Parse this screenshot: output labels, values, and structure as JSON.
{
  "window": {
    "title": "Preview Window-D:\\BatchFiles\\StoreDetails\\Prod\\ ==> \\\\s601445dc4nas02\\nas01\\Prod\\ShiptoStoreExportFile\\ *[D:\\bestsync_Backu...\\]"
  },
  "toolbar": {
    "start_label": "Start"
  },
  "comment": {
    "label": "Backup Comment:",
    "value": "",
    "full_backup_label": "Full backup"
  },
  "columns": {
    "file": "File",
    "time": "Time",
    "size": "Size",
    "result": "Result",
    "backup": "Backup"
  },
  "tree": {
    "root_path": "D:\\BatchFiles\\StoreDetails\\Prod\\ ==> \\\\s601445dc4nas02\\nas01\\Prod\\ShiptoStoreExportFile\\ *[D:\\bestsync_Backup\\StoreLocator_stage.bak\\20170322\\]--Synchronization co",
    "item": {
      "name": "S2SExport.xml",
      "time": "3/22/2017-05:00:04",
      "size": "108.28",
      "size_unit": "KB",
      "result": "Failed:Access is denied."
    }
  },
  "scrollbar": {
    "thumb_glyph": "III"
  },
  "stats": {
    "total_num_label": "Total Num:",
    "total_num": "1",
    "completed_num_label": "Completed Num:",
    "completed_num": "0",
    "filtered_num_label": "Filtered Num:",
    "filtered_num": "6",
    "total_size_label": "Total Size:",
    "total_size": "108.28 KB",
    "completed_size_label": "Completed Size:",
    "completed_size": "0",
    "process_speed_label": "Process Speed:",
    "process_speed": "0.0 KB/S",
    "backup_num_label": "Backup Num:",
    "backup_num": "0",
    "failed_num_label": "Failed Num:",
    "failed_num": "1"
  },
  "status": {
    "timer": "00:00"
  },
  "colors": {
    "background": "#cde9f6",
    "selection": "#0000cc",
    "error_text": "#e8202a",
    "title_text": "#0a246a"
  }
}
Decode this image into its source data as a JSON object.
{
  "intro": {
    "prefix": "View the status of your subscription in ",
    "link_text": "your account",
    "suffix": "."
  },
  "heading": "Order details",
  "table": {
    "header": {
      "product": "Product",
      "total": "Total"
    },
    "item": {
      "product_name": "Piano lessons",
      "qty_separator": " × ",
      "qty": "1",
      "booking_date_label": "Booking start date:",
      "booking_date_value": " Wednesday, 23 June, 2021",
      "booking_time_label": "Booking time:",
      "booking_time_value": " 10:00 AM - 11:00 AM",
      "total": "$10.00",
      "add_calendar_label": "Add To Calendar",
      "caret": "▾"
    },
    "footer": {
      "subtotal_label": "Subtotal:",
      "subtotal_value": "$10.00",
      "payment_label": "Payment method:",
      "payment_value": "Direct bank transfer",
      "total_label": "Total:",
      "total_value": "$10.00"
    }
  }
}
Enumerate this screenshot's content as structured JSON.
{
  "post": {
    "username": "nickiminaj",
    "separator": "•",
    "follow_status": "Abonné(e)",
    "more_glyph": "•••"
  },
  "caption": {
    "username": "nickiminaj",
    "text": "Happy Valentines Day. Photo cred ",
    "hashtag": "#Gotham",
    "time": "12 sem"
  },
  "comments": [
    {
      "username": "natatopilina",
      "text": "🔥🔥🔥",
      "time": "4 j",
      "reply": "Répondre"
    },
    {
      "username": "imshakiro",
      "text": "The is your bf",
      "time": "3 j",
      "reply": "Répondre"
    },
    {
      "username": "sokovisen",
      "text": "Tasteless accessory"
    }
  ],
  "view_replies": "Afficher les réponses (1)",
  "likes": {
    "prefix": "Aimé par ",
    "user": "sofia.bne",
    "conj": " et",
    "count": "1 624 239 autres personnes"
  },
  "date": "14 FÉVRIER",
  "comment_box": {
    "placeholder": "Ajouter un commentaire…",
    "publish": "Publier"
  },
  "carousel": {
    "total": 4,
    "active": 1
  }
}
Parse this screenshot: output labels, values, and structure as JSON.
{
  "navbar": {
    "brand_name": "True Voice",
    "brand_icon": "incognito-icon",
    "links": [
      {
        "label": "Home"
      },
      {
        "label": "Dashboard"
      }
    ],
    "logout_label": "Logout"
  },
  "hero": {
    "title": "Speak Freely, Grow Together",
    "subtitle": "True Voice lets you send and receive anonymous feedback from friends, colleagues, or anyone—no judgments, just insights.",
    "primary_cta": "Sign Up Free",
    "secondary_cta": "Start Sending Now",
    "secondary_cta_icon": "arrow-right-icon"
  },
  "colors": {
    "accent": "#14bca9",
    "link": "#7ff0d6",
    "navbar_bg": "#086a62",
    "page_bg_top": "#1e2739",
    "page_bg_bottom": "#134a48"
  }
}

### EXERCISE PROMPT
Give the entries once more, exactly as they appear.

### SOLUTION FOR THIS PROBLEM
Parse this screenshot: output labels, values, and structure as JSON.
{
  "window": {
    "title": "Preview Window-D:\\BatchFiles\\StoreDetails\\Prod\\ ==> \\\\s601445dc4nas02\\nas01\\Prod\\ShiptoStoreExportFile\\ *[D:\\bestsync_Backu...\\]"
  },
  "toolbar": {
    "start_label": "Start"
  },
  "comment": {
    "label": "Backup Comment:",
    "value": "",
    "full_backup_label": "Full backup"
  },
  "columns": {
    "file": "File",
    "time": "Time",
    "size": "Size",
    "result": "Result",
    "backup": "Backup"
  },
  "tree": {
    "root_path": "D:\\BatchFiles\\StoreDetails\\Prod\\ ==> \\\\s601445dc4nas02\\nas01\\Prod\\ShiptoStoreExportFile\\ *[D:\\bestsync_Backup\\StoreLocator_stage.bak\\20170322\\]--Synchronization co",
    "item": {
      "name": "S2SExport.xml",
      "time": "3/22/2017-05:00:04",
      "size": "108.28",
      "size_unit": "KB",
      "result": "Failed:Access is denied."
    }
  },
  "scrollbar": {
    "thumb_glyph": "III"
  },
  "stats": {
    "total_num_label": "Total Num:",
    "total_num": "1",
    "completed_num_label": "Completed Num:",
    "completed_num": "0",
    "filtered_num_label": "Filtered Num:",
    "filtered_num": "6",
    "total_size_label": "Total Size:",
    "total_size": "108.28 KB",
    "completed_size_label": "Completed Size:",
    "completed_size": "0",
    "process_speed_label": "Process Speed:",
    "process_speed": "0.0 KB/S",
    "backup_num_label": "Backup Num:",
    "backup_num": "0",
    "failed_num_label": "Failed Num:",
    "failed_num": "1"
  },
  "status": {
    "timer": "00:00"
  },
  "colors": {
    "background": "#cde9f6",
    "selection": "#0000cc",
    "error_text": "#e8202a",
    "title_text": "#0a246a"
  }
}
Decode this image into its source data as a JSON object.
{
  "intro": {
    "prefix": "View the status of your subscription in ",
    "link_text": "your account",
    "suffix": "."
  },
  "heading": "Order details",
  "table": {
    "header": {
      "product": "Product",
      "total": "Total"
    },
    "item": {
      "product_name": "Piano lessons",
      "qty_separator": " × ",
      "qty": "1",
      "booking_date_label": "Booking start date:",
      "booking_date_value": " Wednesday, 23 June, 2021",
      "booking_time_label": "Booking time:",
      "booking_time_value": " 10:00 AM - 11:00 AM",
      "total": "$10.00",
      "add_calendar_label": "Add To Calendar",
      "caret": "▾"
    },
    "footer": {
      "subtotal_label": "Subtotal:",
      "subtotal_value": "$10.00",
      "payment_label": "Payment method:",
      "payment_value": "Direct bank transfer",
      "total_label": "Total:",
      "total_value": "$10.00"
    }
  }
}
Enumerate this screenshot's content as structured JSON.
{
  "post": {
    "username": "nickiminaj",
    "separator": "•",
    "follow_status": "Abonné(e)",
    "more_glyph": "•••"
  },
  "caption": {
    "username": "nickiminaj",
    "text": "Happy Valentines Day. Photo cred ",
    "hashtag": "#Gotham",
    "time": "12 sem"
  },
  "comments": [
    {
      "username": "natatopilina",
      "text": "🔥🔥🔥",
      "time": "4 j",
      "reply": "Répondre"
    },
    {
      "username": "imshakiro",
      "text": "The is your bf",
      "time": "3 j",
      "reply": "Répondre"
    },
    {
      "username": "sokovisen",
      "text": "Tasteless accessory"
    }
  ],
  "view_replies": "Afficher les réponses (1)",
  "likes": {
    "prefix": "Aimé par ",
    "user": "sofia.bne",
    "conj": " et",
    "count": "1 624 239 autres personnes"
  },
  "date": "14 FÉVRIER",
  "comment_box": {
    "placeholder": "Ajouter un commentaire…",
    "publish": "Publier"
  },
  "carousel": {
    "total": 4,
    "active": 1
  }
}
Parse this screenshot: output labels, values, and structure as JSON.
{
  "navbar": {
    "brand_name": "True Voice",
    "brand_icon": "incognito-icon",
    "links": [
      {
        "label": "Home"
      },
      {
        "label": "Dashboard"
      }
    ],
    "logout_label": "Logout"
  },
  "hero": {
    "title": "Speak Freely, Grow Together",
    "subtitle": "True Voice lets you send and receive anonymous feedback from friends, colleagues, or anyone—no judgments, just insights.",
    "primary_cta": "Sign Up Free",
    "secondary_cta": "Start Sending Now",
    "secondary_cta_icon": "arrow-right-icon"
  },
  "colors": {
    "accent": "#14bca9",
    "link": "#7ff0d6",
    "navbar_bg": "#086a62",
    "page_bg_top": "#1e2739",
    "page_bg_bottom": "#134a48"
  }
}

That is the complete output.